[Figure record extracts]
|---|

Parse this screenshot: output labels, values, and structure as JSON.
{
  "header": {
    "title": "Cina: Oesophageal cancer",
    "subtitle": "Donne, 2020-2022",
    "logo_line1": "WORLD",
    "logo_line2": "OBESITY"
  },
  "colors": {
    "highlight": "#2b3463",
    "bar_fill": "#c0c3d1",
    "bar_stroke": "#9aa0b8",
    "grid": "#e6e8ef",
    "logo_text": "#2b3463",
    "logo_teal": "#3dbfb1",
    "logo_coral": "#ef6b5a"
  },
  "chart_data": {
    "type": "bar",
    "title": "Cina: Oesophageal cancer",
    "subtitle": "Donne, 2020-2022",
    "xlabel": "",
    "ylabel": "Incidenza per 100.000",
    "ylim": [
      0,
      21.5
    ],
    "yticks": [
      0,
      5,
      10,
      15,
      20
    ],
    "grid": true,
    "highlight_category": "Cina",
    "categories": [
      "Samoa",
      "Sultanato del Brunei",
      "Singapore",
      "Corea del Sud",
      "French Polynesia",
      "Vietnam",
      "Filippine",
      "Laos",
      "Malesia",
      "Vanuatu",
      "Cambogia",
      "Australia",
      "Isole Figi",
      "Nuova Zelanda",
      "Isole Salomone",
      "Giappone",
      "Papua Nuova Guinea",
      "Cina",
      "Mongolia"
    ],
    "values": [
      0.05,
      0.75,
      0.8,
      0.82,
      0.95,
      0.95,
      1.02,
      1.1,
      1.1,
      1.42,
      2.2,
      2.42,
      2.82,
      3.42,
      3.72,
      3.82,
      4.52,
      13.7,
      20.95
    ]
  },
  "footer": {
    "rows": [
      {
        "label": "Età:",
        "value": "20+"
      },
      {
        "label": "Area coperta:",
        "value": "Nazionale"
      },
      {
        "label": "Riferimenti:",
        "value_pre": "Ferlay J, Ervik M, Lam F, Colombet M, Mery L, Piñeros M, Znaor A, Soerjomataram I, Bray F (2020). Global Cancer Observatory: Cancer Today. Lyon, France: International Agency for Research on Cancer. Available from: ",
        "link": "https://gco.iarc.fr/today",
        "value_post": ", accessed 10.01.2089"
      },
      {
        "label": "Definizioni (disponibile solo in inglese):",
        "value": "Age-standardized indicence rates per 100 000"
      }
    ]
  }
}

|---|

## TASK DETAILS
Restate all of the entries above precisely.

## FINISHED EXERCISE
Parse this screenshot: output labels, values, and structure as JSON.
{
  "header": {
    "title": "Cina: Oesophageal cancer",
    "subtitle": "Donne, 2020-2022",
    "logo_line1": "WORLD",
    "logo_line2": "OBESITY"
  },
  "colors": {
    "highlight": "#2b3463",
    "bar_fill": "#c0c3d1",
    "bar_stroke": "#9aa0b8",
    "grid": "#e6e8ef",
    "logo_text": "#2b3463",
    "logo_teal": "#3dbfb1",
    "logo_coral": "#ef6b5a"
  },
  "chart_data": {
    "type": "bar",
    "title": "Cina: Oesophageal cancer",
    "subtitle": "Donne, 2020-2022",
    "xlabel": "",
    "ylabel": "Incidenza per 100.000",
    "ylim": [
      0,
      21.5
    ],
    "yticks": [
      0,
      5,
      10,
      15,
      20
    ],
    "grid": true,
    "highlight_category": "Cina",
    "categories": [
      "Samoa",
      "Sultanato del Brunei",
      "Singapore",
      "Corea del Sud",
      "French Polynesia",
      "Vietnam",
      "Filippine",
      "Laos",
      "Malesia",
      "Vanuatu",
      "Cambogia",
      "Australia",
      "Isole Figi",
      "Nuova Zelanda",
      "Isole Salomone",
      "Giappone",
      "Papua Nuova Guinea",
      "Cina",
      "Mongolia"
    ],
    "values": [
      0.05,
      0.75,
      0.8,
      0.82,
      0.95,
      0.95,
      1.02,
      1.1,
      1.1,
      1.42,
      2.2,
      2.42,
      2.82,
      3.42,
      3.72,
      3.82,
      4.52,
      13.7,
      20.95
    ]
  },
  "footer": {
    "rows": [
      {
        "label": "Età:",
        "value": "20+"
      },
      {
        "label": "Area coperta:",
        "value": "Nazionale"
      },
      {
        "label": "Riferimenti:",
        "value_pre": "Ferlay J, Ervik M, Lam F, Colombet M, Mery L, Piñeros M, Znaor A, Soerjomataram I, Bray F (2020). Global Cancer Observatory: Cancer Today. Lyon, France: International Agency for Research on Cancer. Available from: ",
        "link": "https://gco.iarc.fr/today",
        "value_post": ", accessed 10.01.2089"
      },
      {
        "label": "Definizioni (disponibile solo in inglese):",
        "value": "Age-standardized indicence rates per 100 000"
      }
    ]
  }
}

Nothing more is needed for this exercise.